▶ **MATERIAL SUPPLIED**
◇ ◇ ◇ ◇ ◇ ◇ ◇
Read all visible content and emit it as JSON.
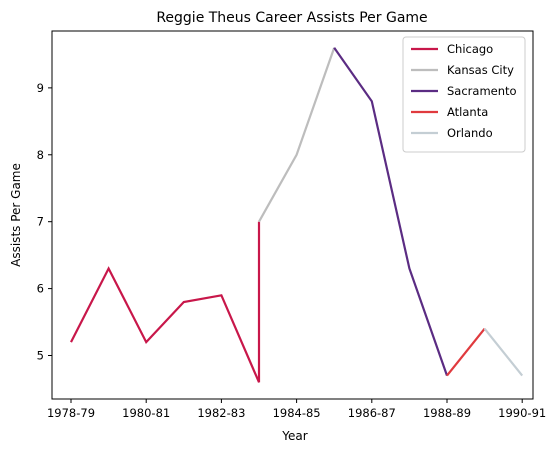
{
  "chart_data": {
    "type": "line",
    "title": "Reggie Theus Career Assists Per Game",
    "xlabel": "Year",
    "ylabel": "Assists Per Game",
    "x_ticks": [
      "1978-79",
      "1980-81",
      "1982-83",
      "1984-85",
      "1986-87",
      "1988-89",
      "1990-91"
    ],
    "y_ticks": [
      "5",
      "6",
      "7",
      "8",
      "9"
    ],
    "ylim": [
      4.35,
      9.85
    ],
    "grid": false,
    "legend_position": "top-right",
    "series": [
      {
        "name": "Chicago",
        "color": "#c8174a",
        "x": [
          1978,
          1979,
          1980,
          1981,
          1982,
          1983,
          1983
        ],
        "y": [
          5.2,
          6.3,
          5.2,
          5.8,
          5.9,
          4.6,
          7.0
        ]
      },
      {
        "name": "Kansas City",
        "color": "#bdbdbd",
        "x": [
          1983,
          1984,
          1985
        ],
        "y": [
          7.0,
          8.0,
          9.6
        ]
      },
      {
        "name": "Sacramento",
        "color": "#5b2c83",
        "x": [
          1985,
          1986,
          1987,
          1988
        ],
        "y": [
          9.6,
          8.8,
          6.3,
          4.7
        ]
      },
      {
        "name": "Atlanta",
        "color": "#e03a3e",
        "x": [
          1988,
          1989
        ],
        "y": [
          4.7,
          5.4
        ]
      },
      {
        "name": "Orlando",
        "color": "#c4ced4",
        "x": [
          1989,
          1990
        ],
        "y": [
          5.4,
          4.7
        ]
      }
    ]
  }
}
◇ ◇ ◇ ◇ ◇ ◇ ◇
▶ **GOAL**
Print the whole listing above once more, word for word, without its pictures.

▶ **SOLUTION TO THIS TASK**
Read all visible content and emit it as JSON.
{
  "chart_data": {
    "type": "line",
    "title": "Reggie Theus Career Assists Per Game",
    "xlabel": "Year",
    "ylabel": "Assists Per Game",
    "x_ticks": [
      "1978-79",
      "1980-81",
      "1982-83",
      "1984-85",
      "1986-87",
      "1988-89",
      "1990-91"
    ],
    "y_ticks": [
      "5",
      "6",
      "7",
      "8",
      "9"
    ],
    "ylim": [
      4.35,
      9.85
    ],
    "grid": false,
    "legend_position": "top-right",
    "series": [
      {
        "name": "Chicago",
        "color": "#c8174a",
        "x": [
          1978,
          1979,
          1980,
          1981,
          1982,
          1983,
          1983
        ],
        "y": [
          5.2,
          6.3,
          5.2,
          5.8,
          5.9,
          4.6,
          7.0
        ]
      },
      {
        "name": "Kansas City",
        "color": "#bdbdbd",
        "x": [
          1983,
          1984,
          1985
        ],
        "y": [
          7.0,
          8.0,
          9.6
        ]
      },
      {
        "name": "Sacramento",
        "color": "#5b2c83",
        "x": [
          1985,
          1986,
          1987,
          1988
        ],
        "y": [
          9.6,
          8.8,
          6.3,
          4.7
        ]
      },
      {
        "name": "Atlanta",
        "color": "#e03a3e",
        "x": [
          1988,
          1989
        ],
        "y": [
          4.7,
          5.4
        ]
      },
      {
        "name": "Orlando",
        "color": "#c4ced4",
        "x": [
          1989,
          1990
        ],
        "y": [
          5.4,
          4.7
        ]
      }
    ]
  }
}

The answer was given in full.